--- PROBLEM DETAILS ---
Please reproduce word for word the lines below, from the one containing "slice-label: Weather (2.5 %): [113, 252, 207, 267]" through the one containing "slice-label: CubeSats (5 %): [619, 368, 711, 383]", with both of those lines included.

----------------------------------------

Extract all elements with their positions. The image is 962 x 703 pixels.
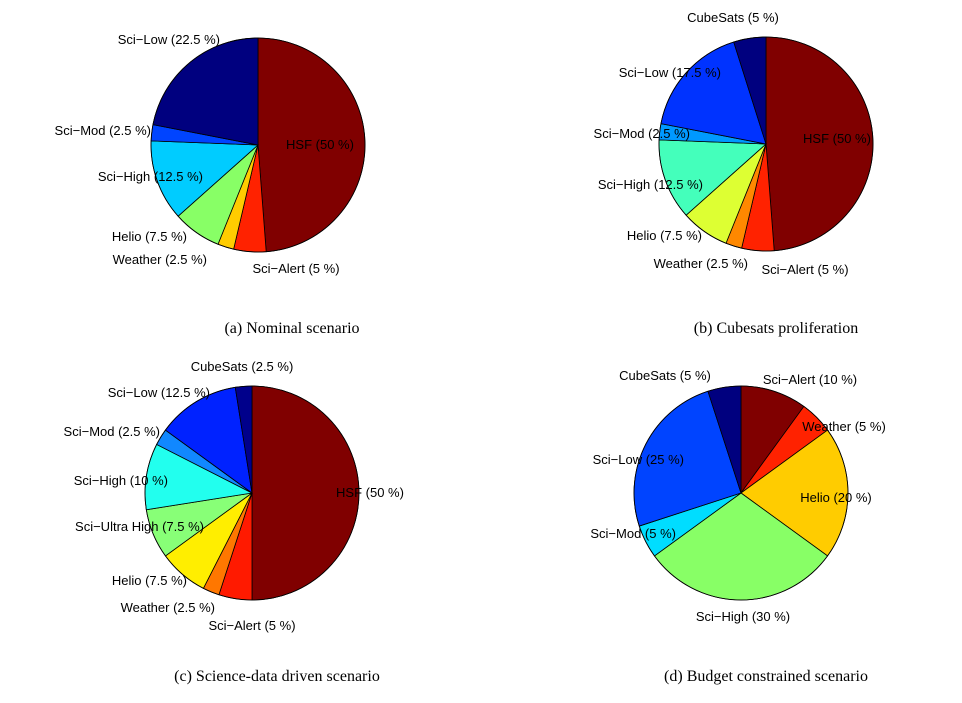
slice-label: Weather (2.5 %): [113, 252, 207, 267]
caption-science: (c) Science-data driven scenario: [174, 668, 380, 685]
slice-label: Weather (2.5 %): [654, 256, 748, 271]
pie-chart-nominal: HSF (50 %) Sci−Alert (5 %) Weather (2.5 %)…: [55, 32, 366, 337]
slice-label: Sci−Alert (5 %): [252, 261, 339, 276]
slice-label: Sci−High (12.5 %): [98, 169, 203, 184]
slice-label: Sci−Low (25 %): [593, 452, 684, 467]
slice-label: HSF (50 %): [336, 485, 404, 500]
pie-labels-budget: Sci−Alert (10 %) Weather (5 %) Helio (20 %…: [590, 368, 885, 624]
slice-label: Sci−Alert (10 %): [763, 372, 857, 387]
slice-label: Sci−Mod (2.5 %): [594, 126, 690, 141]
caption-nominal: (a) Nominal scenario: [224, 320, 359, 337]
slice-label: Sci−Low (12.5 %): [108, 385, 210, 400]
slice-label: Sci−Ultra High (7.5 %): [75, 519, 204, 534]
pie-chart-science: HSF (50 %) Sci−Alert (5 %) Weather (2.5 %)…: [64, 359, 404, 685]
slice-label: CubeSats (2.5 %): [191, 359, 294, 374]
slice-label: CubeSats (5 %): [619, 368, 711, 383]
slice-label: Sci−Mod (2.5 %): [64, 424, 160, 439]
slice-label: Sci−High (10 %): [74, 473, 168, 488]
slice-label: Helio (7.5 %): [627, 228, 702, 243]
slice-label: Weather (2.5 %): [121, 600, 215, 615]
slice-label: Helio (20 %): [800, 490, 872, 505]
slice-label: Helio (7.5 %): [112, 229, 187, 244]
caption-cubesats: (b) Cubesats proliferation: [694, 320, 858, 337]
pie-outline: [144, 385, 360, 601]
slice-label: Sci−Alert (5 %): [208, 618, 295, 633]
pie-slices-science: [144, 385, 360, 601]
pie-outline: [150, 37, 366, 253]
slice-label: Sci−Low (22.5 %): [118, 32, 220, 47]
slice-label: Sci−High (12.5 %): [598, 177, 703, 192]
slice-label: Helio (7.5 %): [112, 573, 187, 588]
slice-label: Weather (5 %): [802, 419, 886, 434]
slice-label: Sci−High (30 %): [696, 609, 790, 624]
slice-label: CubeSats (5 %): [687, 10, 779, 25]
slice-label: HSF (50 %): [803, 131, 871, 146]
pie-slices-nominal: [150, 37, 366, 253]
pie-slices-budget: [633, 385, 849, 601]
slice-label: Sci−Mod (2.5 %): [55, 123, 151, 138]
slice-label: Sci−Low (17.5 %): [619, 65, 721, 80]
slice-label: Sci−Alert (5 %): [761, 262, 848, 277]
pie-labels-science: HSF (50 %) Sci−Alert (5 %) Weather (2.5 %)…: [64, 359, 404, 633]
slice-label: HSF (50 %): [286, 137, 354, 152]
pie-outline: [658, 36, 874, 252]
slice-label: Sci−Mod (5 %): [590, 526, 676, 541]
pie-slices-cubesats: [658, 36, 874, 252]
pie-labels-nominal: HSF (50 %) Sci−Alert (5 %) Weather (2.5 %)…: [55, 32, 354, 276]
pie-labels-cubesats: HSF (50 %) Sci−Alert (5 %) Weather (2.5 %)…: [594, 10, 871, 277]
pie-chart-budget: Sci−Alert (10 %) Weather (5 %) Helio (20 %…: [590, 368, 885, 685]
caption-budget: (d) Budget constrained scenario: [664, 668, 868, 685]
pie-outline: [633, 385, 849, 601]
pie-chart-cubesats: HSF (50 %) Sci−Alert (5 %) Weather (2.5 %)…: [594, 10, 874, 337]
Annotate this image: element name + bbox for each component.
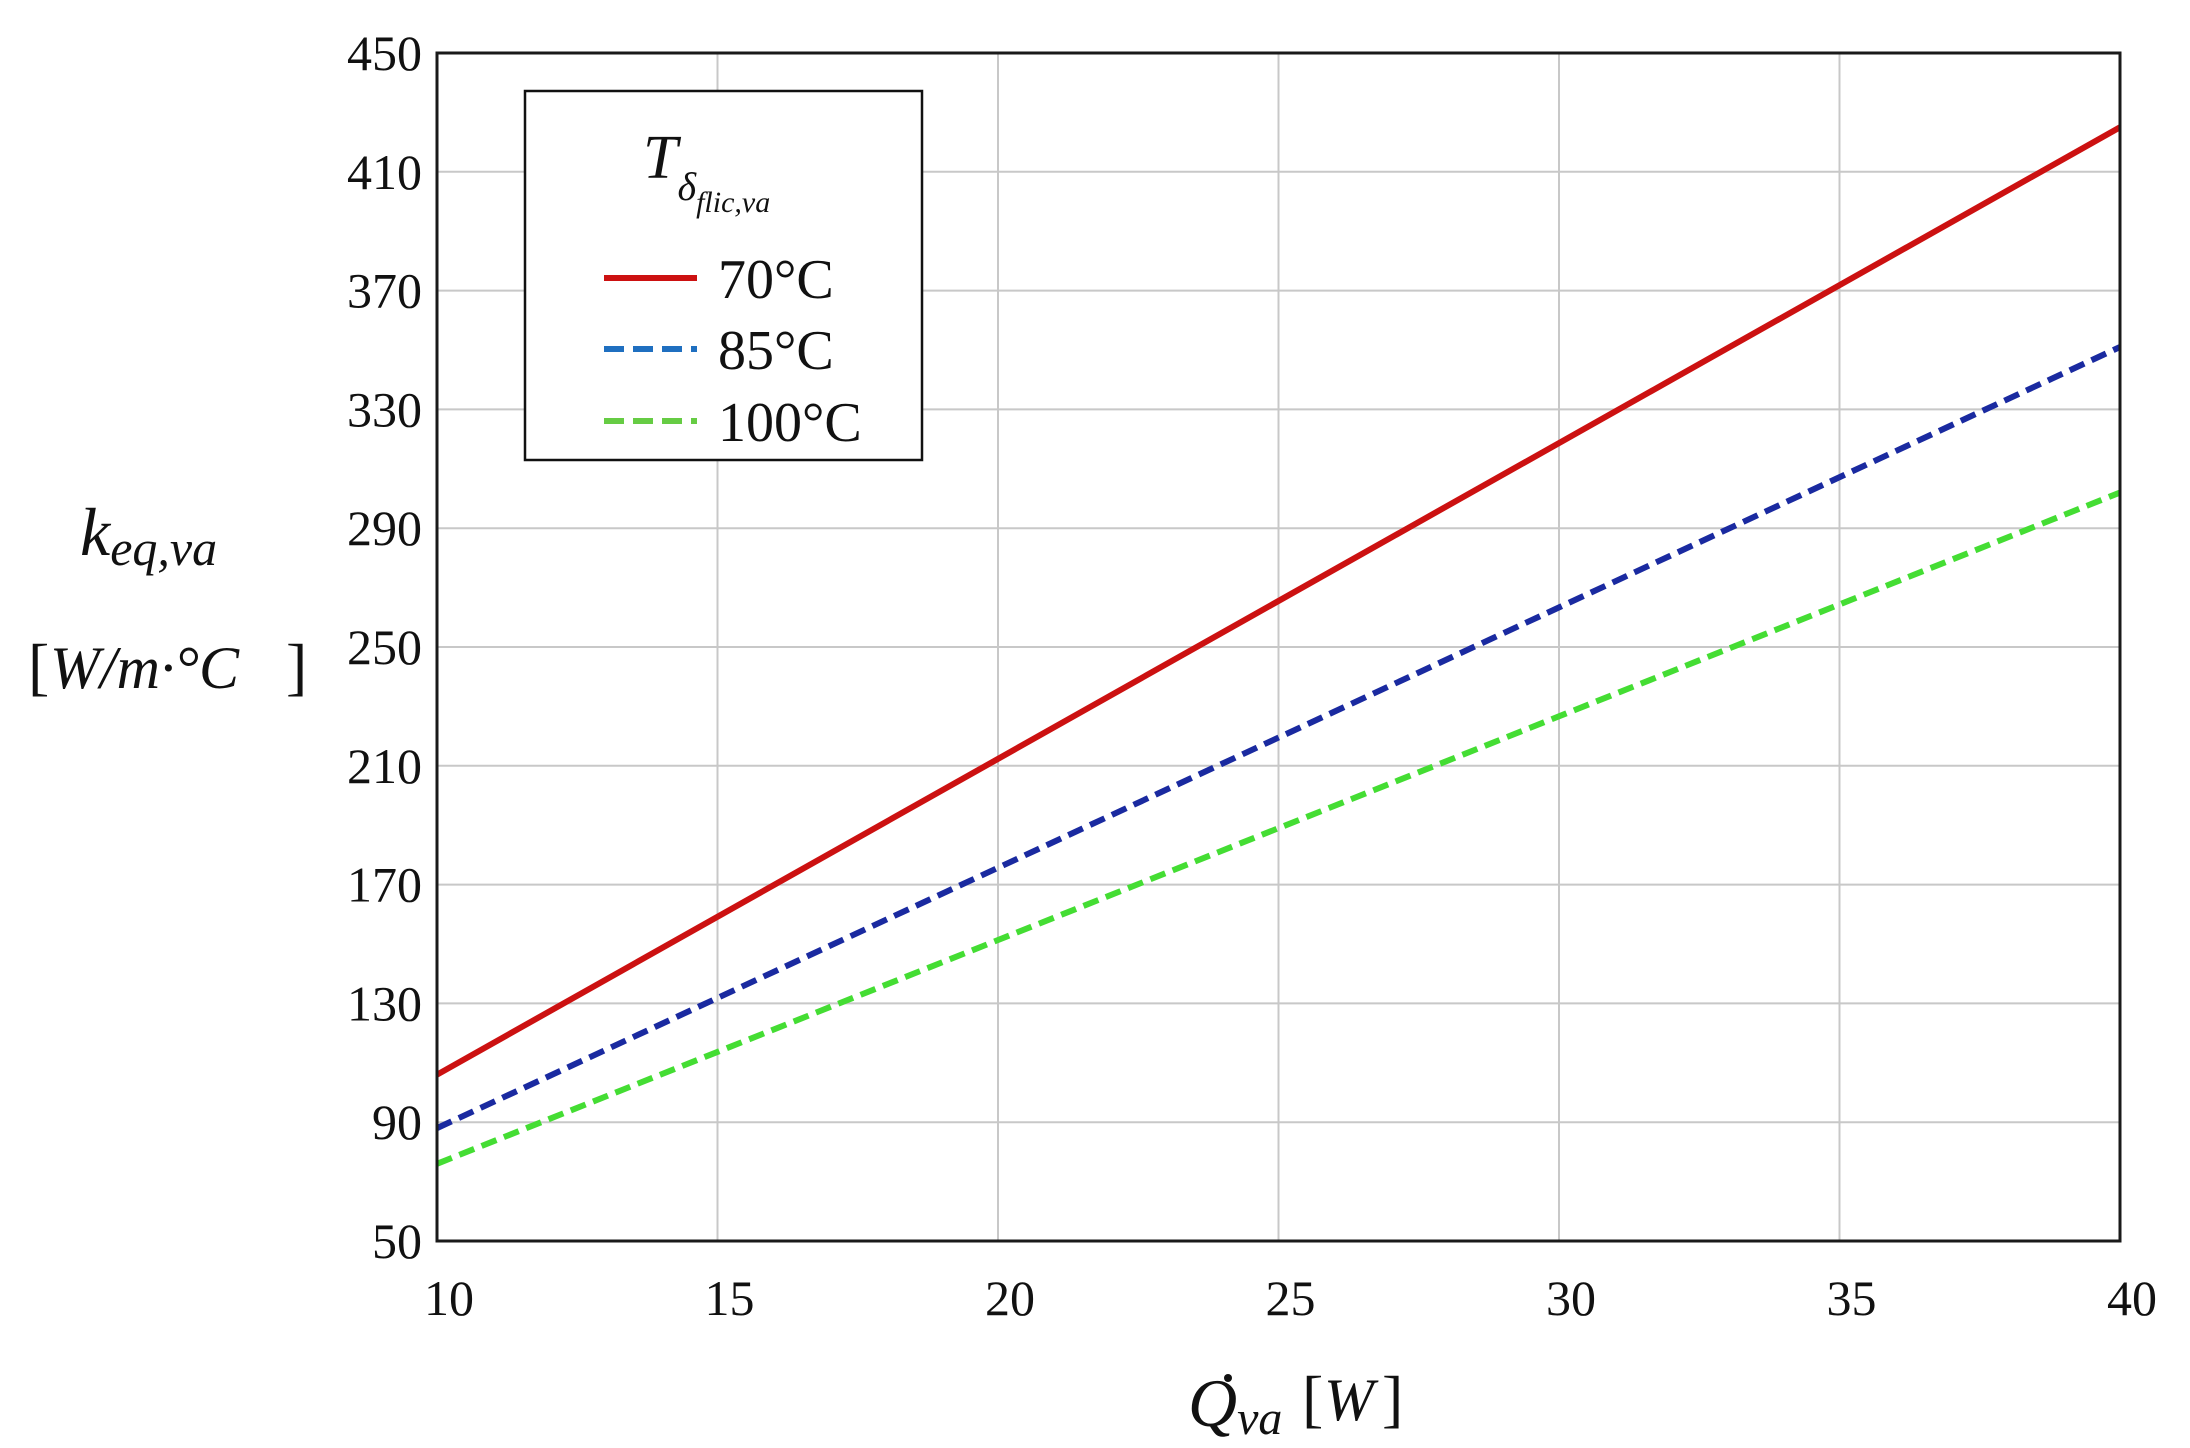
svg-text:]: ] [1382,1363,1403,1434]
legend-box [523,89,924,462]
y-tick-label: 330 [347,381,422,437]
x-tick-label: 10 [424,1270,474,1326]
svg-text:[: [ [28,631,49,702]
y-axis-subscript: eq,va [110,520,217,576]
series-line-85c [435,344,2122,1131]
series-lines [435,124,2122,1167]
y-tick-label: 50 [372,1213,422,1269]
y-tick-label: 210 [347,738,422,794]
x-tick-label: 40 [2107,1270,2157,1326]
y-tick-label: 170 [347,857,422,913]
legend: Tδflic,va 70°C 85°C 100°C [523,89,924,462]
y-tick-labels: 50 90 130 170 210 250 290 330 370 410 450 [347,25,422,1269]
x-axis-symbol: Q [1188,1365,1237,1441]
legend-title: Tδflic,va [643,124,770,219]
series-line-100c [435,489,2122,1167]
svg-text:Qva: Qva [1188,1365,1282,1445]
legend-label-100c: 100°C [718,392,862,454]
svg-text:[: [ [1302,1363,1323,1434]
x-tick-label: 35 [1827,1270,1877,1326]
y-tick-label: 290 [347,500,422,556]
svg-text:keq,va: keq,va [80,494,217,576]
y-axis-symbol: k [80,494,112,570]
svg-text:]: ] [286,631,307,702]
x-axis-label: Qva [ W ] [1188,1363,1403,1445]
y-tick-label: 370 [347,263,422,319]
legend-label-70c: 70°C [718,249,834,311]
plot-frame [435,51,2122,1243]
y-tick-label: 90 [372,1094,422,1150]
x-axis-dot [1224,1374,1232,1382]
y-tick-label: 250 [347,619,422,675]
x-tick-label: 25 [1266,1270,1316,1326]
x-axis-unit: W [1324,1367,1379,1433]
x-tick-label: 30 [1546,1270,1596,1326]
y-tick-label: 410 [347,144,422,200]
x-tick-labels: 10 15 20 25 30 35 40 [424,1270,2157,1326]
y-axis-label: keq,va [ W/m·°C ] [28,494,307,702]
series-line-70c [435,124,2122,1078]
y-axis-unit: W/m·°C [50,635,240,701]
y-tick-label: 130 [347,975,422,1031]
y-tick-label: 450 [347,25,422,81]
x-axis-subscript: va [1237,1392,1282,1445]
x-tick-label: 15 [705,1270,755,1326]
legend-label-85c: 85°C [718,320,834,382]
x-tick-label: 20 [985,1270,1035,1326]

----------------------------------------

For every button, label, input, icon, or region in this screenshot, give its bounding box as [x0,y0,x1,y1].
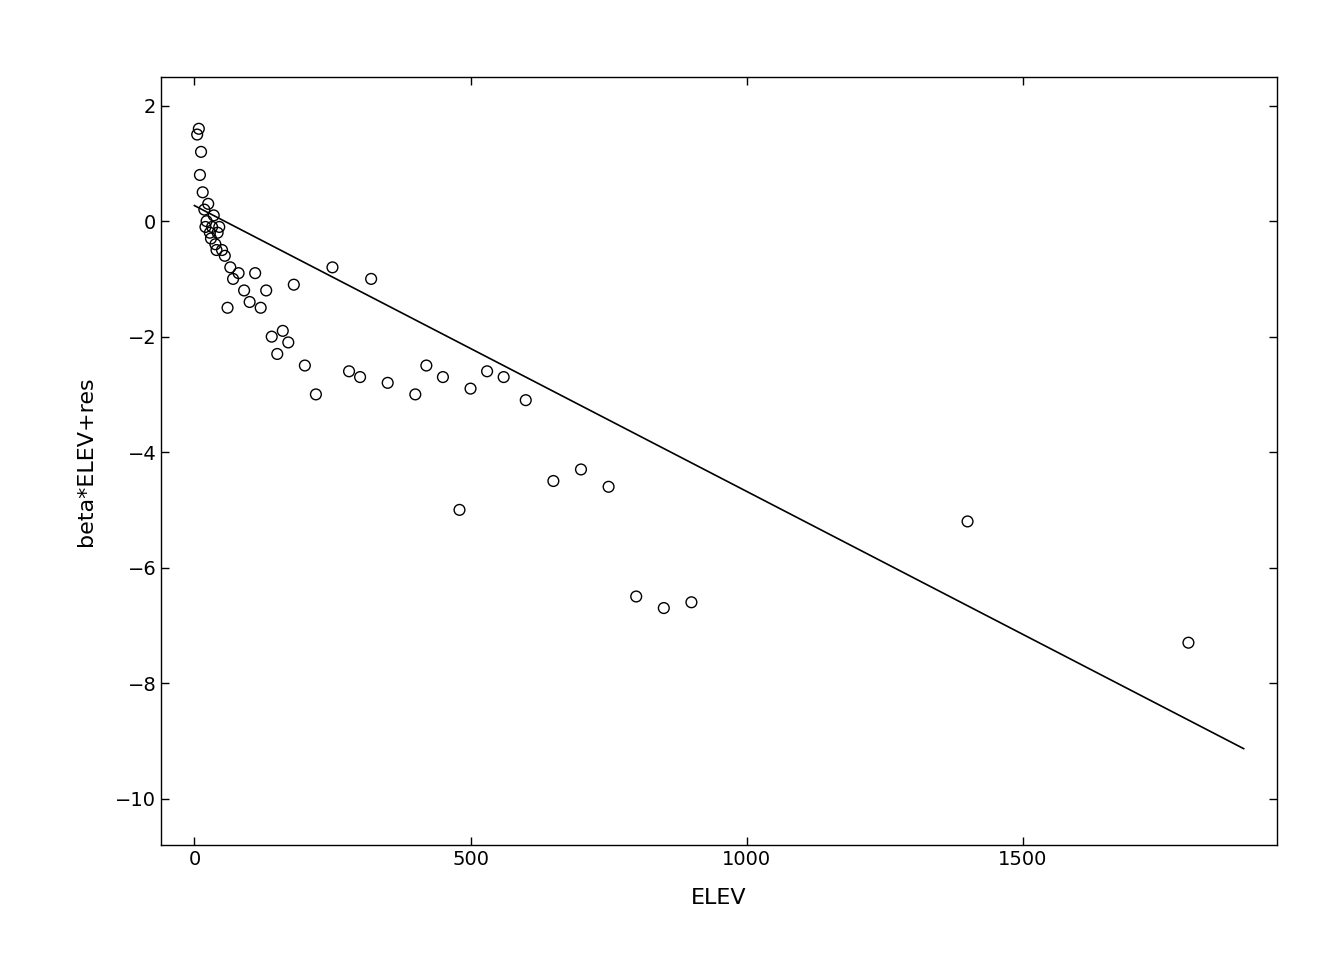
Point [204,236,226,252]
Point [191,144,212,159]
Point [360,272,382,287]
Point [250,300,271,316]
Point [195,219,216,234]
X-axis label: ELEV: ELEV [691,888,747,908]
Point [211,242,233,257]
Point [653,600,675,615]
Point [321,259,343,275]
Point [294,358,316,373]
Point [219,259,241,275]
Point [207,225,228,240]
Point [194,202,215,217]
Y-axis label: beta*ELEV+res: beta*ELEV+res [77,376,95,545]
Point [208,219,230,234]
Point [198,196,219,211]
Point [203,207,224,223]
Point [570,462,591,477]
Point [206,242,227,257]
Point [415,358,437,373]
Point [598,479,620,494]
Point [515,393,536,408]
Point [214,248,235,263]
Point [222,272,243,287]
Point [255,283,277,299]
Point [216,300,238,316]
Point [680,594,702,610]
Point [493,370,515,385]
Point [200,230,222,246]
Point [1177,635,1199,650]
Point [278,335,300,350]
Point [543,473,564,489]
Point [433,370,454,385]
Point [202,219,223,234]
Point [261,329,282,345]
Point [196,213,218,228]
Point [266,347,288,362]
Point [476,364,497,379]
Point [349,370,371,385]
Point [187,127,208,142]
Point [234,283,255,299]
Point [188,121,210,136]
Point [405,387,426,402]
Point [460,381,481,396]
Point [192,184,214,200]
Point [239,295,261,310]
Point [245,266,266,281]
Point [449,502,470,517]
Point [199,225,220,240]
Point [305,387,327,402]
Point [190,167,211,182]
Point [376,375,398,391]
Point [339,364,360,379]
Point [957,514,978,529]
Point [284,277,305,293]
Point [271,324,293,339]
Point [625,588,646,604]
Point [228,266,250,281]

----------------------------------------

--- COMPLETE ANSWER ---
slice-label: Weather (2.5 %): [113, 252, 207, 267]
caption-science: (c) Science-data driven scenario: [174, 668, 380, 685]
slice-label: Weather (2.5 %): [654, 256, 748, 271]
pie-chart-nominal: HSF (50 %) Sci−Alert (5 %) Weather (2.5 %)…: [55, 32, 366, 337]
slice-label: Sci−Alert (5 %): [252, 261, 339, 276]
slice-label: Sci−High (12.5 %): [98, 169, 203, 184]
slice-label: Sci−Low (25 %): [593, 452, 684, 467]
slice-label: HSF (50 %): [336, 485, 404, 500]
pie-labels-budget: Sci−Alert (10 %) Weather (5 %) Helio (20 %…: [590, 368, 885, 624]
slice-label: Sci−Alert (10 %): [763, 372, 857, 387]
slice-label: Sci−Mod (2.5 %): [594, 126, 690, 141]
caption-nominal: (a) Nominal scenario: [224, 320, 359, 337]
slice-label: Sci−Low (12.5 %): [108, 385, 210, 400]
slice-label: Sci−Ultra High (7.5 %): [75, 519, 204, 534]
pie-chart-science: HSF (50 %) Sci−Alert (5 %) Weather (2.5 %)…: [64, 359, 404, 685]
slice-label: CubeSats (2.5 %): [191, 359, 294, 374]
slice-label: CubeSats (5 %): [619, 368, 711, 383]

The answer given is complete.